-- START --
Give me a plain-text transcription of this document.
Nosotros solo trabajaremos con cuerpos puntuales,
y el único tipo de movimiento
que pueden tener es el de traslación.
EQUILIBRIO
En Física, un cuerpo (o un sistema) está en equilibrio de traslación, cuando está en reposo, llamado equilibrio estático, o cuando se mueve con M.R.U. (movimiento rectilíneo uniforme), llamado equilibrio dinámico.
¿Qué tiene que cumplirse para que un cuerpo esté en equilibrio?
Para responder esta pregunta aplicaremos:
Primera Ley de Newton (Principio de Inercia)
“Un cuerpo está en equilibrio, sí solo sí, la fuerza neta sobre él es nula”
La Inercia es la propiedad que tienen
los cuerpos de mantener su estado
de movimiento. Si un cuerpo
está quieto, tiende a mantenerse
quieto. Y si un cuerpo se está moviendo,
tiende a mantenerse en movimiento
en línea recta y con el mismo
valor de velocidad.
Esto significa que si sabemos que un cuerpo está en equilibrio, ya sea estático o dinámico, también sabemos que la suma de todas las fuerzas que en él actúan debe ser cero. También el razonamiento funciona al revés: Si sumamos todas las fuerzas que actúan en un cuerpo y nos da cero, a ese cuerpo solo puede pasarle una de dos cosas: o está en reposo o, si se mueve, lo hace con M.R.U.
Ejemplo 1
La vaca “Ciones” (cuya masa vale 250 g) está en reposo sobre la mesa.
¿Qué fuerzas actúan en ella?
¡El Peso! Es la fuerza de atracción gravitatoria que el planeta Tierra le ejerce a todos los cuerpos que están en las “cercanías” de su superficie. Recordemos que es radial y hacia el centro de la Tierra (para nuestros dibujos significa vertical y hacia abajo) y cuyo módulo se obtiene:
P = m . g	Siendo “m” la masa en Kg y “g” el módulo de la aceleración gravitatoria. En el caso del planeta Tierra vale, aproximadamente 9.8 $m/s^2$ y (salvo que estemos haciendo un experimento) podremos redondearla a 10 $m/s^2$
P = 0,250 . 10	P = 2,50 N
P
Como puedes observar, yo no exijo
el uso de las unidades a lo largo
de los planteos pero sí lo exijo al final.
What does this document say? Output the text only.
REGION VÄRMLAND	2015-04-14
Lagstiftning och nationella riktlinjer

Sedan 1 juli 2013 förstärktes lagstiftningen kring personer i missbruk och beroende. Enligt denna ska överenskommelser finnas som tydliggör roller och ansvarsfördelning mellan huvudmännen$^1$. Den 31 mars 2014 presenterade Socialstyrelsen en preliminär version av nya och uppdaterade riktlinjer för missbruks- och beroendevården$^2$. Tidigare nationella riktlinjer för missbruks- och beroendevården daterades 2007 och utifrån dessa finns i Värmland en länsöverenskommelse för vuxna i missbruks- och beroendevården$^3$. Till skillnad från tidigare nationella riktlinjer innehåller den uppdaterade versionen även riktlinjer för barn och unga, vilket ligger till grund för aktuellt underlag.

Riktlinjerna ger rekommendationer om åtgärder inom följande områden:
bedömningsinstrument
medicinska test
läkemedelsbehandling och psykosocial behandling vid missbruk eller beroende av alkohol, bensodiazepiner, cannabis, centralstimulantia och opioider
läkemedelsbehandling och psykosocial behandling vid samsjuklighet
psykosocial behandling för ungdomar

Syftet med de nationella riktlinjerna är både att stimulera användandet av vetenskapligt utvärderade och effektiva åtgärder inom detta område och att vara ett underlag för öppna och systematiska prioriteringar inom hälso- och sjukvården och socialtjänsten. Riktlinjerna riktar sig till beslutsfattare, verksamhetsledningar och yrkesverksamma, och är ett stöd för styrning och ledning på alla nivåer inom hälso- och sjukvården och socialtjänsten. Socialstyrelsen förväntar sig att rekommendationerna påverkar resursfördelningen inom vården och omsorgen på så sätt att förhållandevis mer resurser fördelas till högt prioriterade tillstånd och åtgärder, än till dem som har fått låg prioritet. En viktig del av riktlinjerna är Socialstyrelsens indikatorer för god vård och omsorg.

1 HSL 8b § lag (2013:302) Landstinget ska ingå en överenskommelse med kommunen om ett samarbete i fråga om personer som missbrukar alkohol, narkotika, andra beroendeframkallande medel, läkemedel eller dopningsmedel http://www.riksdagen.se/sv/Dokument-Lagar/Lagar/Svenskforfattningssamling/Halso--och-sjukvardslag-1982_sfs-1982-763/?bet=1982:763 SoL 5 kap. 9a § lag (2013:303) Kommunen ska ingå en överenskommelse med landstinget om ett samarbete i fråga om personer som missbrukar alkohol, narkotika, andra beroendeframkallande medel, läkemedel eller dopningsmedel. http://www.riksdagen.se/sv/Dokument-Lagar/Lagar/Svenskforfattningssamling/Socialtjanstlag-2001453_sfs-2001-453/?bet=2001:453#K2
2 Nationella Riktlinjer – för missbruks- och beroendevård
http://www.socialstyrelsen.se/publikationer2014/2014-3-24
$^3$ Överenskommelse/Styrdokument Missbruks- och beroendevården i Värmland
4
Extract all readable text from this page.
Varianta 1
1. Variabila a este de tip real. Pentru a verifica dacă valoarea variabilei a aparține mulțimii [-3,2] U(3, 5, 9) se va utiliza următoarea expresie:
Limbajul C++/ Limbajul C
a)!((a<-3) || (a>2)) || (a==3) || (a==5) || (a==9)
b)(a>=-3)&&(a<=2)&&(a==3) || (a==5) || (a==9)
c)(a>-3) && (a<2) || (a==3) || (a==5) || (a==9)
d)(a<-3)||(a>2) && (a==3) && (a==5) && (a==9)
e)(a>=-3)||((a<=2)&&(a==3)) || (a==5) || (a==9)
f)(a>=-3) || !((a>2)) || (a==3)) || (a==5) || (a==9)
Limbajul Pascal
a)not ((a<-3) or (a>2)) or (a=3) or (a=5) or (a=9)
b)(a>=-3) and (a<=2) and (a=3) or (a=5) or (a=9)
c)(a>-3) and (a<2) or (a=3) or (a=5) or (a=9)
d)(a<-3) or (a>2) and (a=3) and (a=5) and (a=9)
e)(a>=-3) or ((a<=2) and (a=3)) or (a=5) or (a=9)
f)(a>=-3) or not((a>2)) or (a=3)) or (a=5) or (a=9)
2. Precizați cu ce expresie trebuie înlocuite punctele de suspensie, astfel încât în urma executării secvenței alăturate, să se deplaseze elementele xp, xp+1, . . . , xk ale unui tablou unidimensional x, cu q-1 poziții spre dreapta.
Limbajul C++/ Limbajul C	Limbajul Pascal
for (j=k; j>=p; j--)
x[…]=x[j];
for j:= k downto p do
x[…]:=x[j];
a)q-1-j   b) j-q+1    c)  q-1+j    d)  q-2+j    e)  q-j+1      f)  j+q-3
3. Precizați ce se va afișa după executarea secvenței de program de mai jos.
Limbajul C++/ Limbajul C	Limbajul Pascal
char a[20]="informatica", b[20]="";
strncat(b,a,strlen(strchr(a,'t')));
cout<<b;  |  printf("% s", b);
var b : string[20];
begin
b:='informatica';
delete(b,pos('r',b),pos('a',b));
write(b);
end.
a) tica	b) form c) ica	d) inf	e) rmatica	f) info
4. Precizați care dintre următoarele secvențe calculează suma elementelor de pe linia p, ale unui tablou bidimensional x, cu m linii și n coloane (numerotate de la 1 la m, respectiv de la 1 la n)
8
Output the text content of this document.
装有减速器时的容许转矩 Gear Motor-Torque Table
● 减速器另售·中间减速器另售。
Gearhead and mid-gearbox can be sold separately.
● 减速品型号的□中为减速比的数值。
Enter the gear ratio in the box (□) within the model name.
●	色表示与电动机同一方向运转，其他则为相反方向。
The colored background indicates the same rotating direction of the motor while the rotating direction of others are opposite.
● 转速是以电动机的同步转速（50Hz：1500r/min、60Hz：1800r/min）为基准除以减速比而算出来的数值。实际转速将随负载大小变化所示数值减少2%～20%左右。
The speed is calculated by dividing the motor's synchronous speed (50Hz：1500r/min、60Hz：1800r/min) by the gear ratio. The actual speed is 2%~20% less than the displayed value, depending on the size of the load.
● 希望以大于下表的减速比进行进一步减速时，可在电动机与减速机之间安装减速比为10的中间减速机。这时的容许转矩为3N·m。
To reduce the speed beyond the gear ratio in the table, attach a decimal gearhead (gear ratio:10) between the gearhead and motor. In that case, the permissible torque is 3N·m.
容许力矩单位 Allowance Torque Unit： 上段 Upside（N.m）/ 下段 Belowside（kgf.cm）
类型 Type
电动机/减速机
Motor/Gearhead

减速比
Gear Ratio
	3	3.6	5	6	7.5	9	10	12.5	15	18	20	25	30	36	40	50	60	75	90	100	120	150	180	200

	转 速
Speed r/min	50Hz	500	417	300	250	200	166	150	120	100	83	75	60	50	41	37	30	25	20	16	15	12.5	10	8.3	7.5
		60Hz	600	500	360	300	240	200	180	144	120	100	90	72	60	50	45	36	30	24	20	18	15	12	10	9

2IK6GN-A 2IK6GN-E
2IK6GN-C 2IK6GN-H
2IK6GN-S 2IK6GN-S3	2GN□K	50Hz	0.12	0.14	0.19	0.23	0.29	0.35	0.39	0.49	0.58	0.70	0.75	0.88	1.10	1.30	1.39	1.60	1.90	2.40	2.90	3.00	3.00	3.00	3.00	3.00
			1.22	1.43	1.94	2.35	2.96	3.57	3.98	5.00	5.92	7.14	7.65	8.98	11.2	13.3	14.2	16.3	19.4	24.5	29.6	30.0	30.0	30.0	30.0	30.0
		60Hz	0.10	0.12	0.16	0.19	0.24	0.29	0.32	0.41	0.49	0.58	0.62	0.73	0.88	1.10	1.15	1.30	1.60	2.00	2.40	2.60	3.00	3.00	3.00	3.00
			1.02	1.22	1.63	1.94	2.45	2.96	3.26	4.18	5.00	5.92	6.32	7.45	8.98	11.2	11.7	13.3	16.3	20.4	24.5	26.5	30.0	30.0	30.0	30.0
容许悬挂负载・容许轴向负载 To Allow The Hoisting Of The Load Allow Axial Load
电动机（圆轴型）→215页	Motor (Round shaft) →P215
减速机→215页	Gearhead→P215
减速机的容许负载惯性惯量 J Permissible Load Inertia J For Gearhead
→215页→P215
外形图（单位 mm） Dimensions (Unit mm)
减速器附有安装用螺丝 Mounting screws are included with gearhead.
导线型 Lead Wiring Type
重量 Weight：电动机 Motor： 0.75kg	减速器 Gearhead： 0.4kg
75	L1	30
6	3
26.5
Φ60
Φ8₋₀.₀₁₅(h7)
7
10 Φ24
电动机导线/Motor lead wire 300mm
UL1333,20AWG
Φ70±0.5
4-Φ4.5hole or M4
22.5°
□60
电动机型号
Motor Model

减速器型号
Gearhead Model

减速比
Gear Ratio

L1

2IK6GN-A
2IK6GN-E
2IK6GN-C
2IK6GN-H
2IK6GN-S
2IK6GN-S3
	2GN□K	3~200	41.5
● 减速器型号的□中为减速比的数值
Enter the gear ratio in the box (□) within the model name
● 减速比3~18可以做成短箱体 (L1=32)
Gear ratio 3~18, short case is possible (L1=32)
-- END --
▶ [WHAT IS REQUIRED]
Gather up every line from the listing above in which the word "this" occurs.

▶ [CORRECT ANSWER]
Give me a plain-text transcription of this document.
What does this document say? Output the text only.
Extract all readable text from this page.
Output the text content of this document.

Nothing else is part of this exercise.